===== RECORDS PROVIDED =====

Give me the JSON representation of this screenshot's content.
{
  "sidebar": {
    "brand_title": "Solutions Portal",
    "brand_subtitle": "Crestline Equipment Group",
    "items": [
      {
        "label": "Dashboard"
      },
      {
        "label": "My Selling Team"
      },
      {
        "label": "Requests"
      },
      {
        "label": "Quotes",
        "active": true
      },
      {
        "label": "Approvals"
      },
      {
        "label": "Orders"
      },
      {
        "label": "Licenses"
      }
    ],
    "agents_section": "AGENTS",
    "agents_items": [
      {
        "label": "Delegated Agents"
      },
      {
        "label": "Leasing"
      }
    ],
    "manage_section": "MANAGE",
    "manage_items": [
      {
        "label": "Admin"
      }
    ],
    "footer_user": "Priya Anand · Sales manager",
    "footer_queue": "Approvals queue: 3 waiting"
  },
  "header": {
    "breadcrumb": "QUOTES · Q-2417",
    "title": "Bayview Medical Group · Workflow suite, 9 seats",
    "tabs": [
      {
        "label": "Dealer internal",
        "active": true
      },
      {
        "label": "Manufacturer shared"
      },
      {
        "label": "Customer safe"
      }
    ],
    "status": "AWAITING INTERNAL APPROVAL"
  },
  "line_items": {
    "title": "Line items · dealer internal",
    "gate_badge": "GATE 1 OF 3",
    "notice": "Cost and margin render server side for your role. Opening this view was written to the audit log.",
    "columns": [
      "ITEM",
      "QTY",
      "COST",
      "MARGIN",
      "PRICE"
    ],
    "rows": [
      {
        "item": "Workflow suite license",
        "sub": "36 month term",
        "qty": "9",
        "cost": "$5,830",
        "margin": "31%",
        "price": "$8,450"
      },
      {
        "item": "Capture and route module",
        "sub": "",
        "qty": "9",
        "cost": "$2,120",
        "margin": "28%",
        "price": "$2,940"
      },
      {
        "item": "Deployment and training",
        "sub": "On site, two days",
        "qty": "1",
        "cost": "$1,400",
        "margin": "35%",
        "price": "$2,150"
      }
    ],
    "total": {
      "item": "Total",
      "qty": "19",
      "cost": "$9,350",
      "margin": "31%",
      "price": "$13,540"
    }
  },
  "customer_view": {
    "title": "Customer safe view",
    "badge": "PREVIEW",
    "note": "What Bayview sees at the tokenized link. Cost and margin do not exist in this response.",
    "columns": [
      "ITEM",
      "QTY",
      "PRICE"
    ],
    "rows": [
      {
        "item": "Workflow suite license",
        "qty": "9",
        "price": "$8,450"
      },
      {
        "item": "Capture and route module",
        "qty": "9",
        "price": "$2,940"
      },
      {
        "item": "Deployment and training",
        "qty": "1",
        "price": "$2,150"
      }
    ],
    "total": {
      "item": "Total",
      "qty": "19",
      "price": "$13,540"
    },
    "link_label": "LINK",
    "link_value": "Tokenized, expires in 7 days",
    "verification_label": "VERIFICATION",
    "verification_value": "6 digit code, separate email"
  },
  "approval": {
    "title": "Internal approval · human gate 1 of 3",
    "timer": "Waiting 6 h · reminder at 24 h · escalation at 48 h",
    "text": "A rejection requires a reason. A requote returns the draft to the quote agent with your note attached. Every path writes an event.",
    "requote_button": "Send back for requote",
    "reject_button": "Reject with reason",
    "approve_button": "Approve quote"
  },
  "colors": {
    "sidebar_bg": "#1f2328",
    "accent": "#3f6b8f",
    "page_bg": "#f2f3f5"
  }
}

=====

Output each record precisely as given.

**EXERCISE OUTPUT:**
Give me the JSON representation of this screenshot's content.
{
  "sidebar": {
    "brand_title": "Solutions Portal",
    "brand_subtitle": "Crestline Equipment Group",
    "items": [
      {
        "label": "Dashboard"
      },
      {
        "label": "My Selling Team"
      },
      {
        "label": "Requests"
      },
      {
        "label": "Quotes",
        "active": true
      },
      {
        "label": "Approvals"
      },
      {
        "label": "Orders"
      },
      {
        "label": "Licenses"
      }
    ],
    "agents_section": "AGENTS",
    "agents_items": [
      {
        "label": "Delegated Agents"
      },
      {
        "label": "Leasing"
      }
    ],
    "manage_section": "MANAGE",
    "manage_items": [
      {
        "label": "Admin"
      }
    ],
    "footer_user": "Priya Anand · Sales manager",
    "footer_queue": "Approvals queue: 3 waiting"
  },
  "header": {
    "breadcrumb": "QUOTES · Q-2417",
    "title": "Bayview Medical Group · Workflow suite, 9 seats",
    "tabs": [
      {
        "label": "Dealer internal",
        "active": true
      },
      {
        "label": "Manufacturer shared"
      },
      {
        "label": "Customer safe"
      }
    ],
    "status": "AWAITING INTERNAL APPROVAL"
  },
  "line_items": {
    "title": "Line items · dealer internal",
    "gate_badge": "GATE 1 OF 3",
    "notice": "Cost and margin render server side for your role. Opening this view was written to the audit log.",
    "columns": [
      "ITEM",
      "QTY",
      "COST",
      "MARGIN",
      "PRICE"
    ],
    "rows": [
      {
        "item": "Workflow suite license",
        "sub": "36 month term",
        "qty": "9",
        "cost": "$5,830",
        "margin": "31%",
        "price": "$8,450"
      },
      {
        "item": "Capture and route module",
        "sub": "",
        "qty": "9",
        "cost": "$2,120",
        "margin": "28%",
        "price": "$2,940"
      },
      {
        "item": "Deployment and training",
        "sub": "On site, two days",
        "qty": "1",
        "cost": "$1,400",
        "margin": "35%",
        "price": "$2,150"
      }
    ],
    "total": {
      "item": "Total",
      "qty": "19",
      "cost": "$9,350",
      "margin": "31%",
      "price": "$13,540"
    }
  },
  "customer_view": {
    "title": "Customer safe view",
    "badge": "PREVIEW",
    "note": "What Bayview sees at the tokenized link. Cost and margin do not exist in this response.",
    "columns": [
      "ITEM",
      "QTY",
      "PRICE"
    ],
    "rows": [
      {
        "item": "Workflow suite license",
        "qty": "9",
        "price": "$8,450"
      },
      {
        "item": "Capture and route module",
        "qty": "9",
        "price": "$2,940"
      },
      {
        "item": "Deployment and training",
        "qty": "1",
        "price": "$2,150"
      }
    ],
    "total": {
      "item": "Total",
      "qty": "19",
      "price": "$13,540"
    },
    "link_label": "LINK",
    "link_value": "Tokenized, expires in 7 days",
    "verification_label": "VERIFICATION",
    "verification_value": "6 digit code, separate email"
  },
  "approval": {
    "title": "Internal approval · human gate 1 of 3",
    "timer": "Waiting 6 h · reminder at 24 h · escalation at 48 h",
    "text": "A rejection requires a reason. A requote returns the draft to the quote agent with your note attached. Every path writes an event.",
    "requote_button": "Send back for requote",
    "reject_button": "Reject with reason",
    "approve_button": "Approve quote"
  },
  "colors": {
    "sidebar_bg": "#1f2328",
    "accent": "#3f6b8f",
    "page_bg": "#f2f3f5"
  }
}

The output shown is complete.